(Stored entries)
- - -

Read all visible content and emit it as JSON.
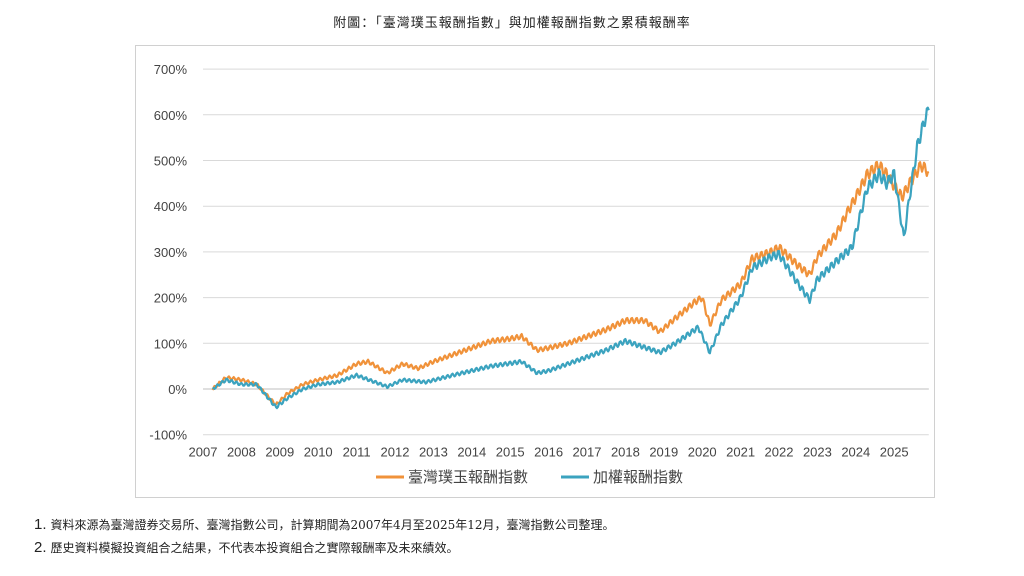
{
  "title": "附圖：「臺灣璞玉報酬指數」與加權報酬指數之累積報酬率",
  "chart_data": {
    "type": "line",
    "title": "",
    "xlabel": "",
    "ylabel": "",
    "xlim": [
      2007,
      2025.9
    ],
    "ylim": [
      -100,
      700
    ],
    "x_ticks": [
      "2007",
      "2008",
      "2009",
      "2010",
      "2011",
      "2012",
      "2013",
      "2014",
      "2015",
      "2016",
      "2017",
      "2018",
      "2019",
      "2020",
      "2021",
      "2022",
      "2023",
      "2024",
      "2025"
    ],
    "y_ticks": [
      "-100%",
      "0%",
      "100%",
      "200%",
      "300%",
      "400%",
      "500%",
      "600%",
      "700%"
    ],
    "y_tick_values": [
      -100,
      0,
      100,
      200,
      300,
      400,
      500,
      600,
      700
    ],
    "grid": "horizontal",
    "legend_position": "bottom",
    "series": [
      {
        "name": "臺灣璞玉報酬指數",
        "color": "#f0923a",
        "x": [
          2007.25,
          2007.6,
          2008.0,
          2008.4,
          2008.9,
          2009.2,
          2009.6,
          2010,
          2010.5,
          2011,
          2011.3,
          2011.8,
          2012.2,
          2012.6,
          2013,
          2013.5,
          2014,
          2014.5,
          2015,
          2015.3,
          2015.7,
          2016,
          2016.5,
          2017,
          2017.5,
          2018,
          2018.5,
          2018.9,
          2019.3,
          2019.8,
          2020.0,
          2020.2,
          2020.5,
          2021,
          2021.3,
          2021.8,
          2022,
          2022.5,
          2022.8,
          2023,
          2023.5,
          2023.8,
          2024,
          2024.3,
          2024.6,
          2024.8,
          2025.2,
          2025.4,
          2025.7,
          2025.9
        ],
        "y": [
          0,
          25,
          20,
          10,
          -35,
          -10,
          10,
          20,
          30,
          55,
          60,
          35,
          55,
          45,
          60,
          75,
          90,
          105,
          110,
          115,
          85,
          90,
          100,
          115,
          130,
          150,
          150,
          125,
          155,
          190,
          200,
          140,
          195,
          230,
          285,
          300,
          310,
          270,
          250,
          290,
          340,
          390,
          420,
          470,
          490,
          470,
          420,
          450,
          490,
          475
        ]
      },
      {
        "name": "加權報酬指數",
        "color": "#3ba3bf",
        "x": [
          2007.25,
          2007.6,
          2008,
          2008.4,
          2008.9,
          2009.2,
          2009.6,
          2010,
          2010.5,
          2011,
          2011.8,
          2012.2,
          2012.8,
          2013.5,
          2014,
          2014.5,
          2015.3,
          2015.7,
          2016,
          2016.5,
          2017,
          2017.5,
          2018,
          2018.9,
          2019.3,
          2019.9,
          2020.2,
          2020.5,
          2021,
          2021.3,
          2021.8,
          2022,
          2022.5,
          2022.8,
          2023,
          2023.5,
          2023.9,
          2024.3,
          2024.6,
          2024.8,
          2025.0,
          2025.25,
          2025.4,
          2025.6,
          2025.8,
          2025.9
        ],
        "y": [
          0,
          20,
          10,
          10,
          -40,
          -20,
          0,
          10,
          15,
          30,
          5,
          20,
          15,
          30,
          40,
          50,
          60,
          35,
          40,
          55,
          70,
          85,
          105,
          80,
          100,
          135,
          80,
          140,
          200,
          265,
          290,
          295,
          230,
          195,
          240,
          280,
          310,
          440,
          470,
          450,
          470,
          330,
          420,
          530,
          590,
          610
        ]
      }
    ]
  },
  "footnotes": [
    {
      "num": "1.",
      "text": "資料來源為臺灣證券交易所、臺灣指數公司，計算期間為2007年4月至2025年12月，臺灣指數公司整理。"
    },
    {
      "num": "2.",
      "text": "歷史資料模擬投資組合之結果，不代表本投資組合之實際報酬率及未來績效。"
    }
  ]
}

- - -

§ Required work: Write out every line of the data that holds the word "title".

§ Response to this task:
  "title": "附圖：「臺灣璞玉報酬指數」與加權報酬指數之累積報酬率",
    "title": "",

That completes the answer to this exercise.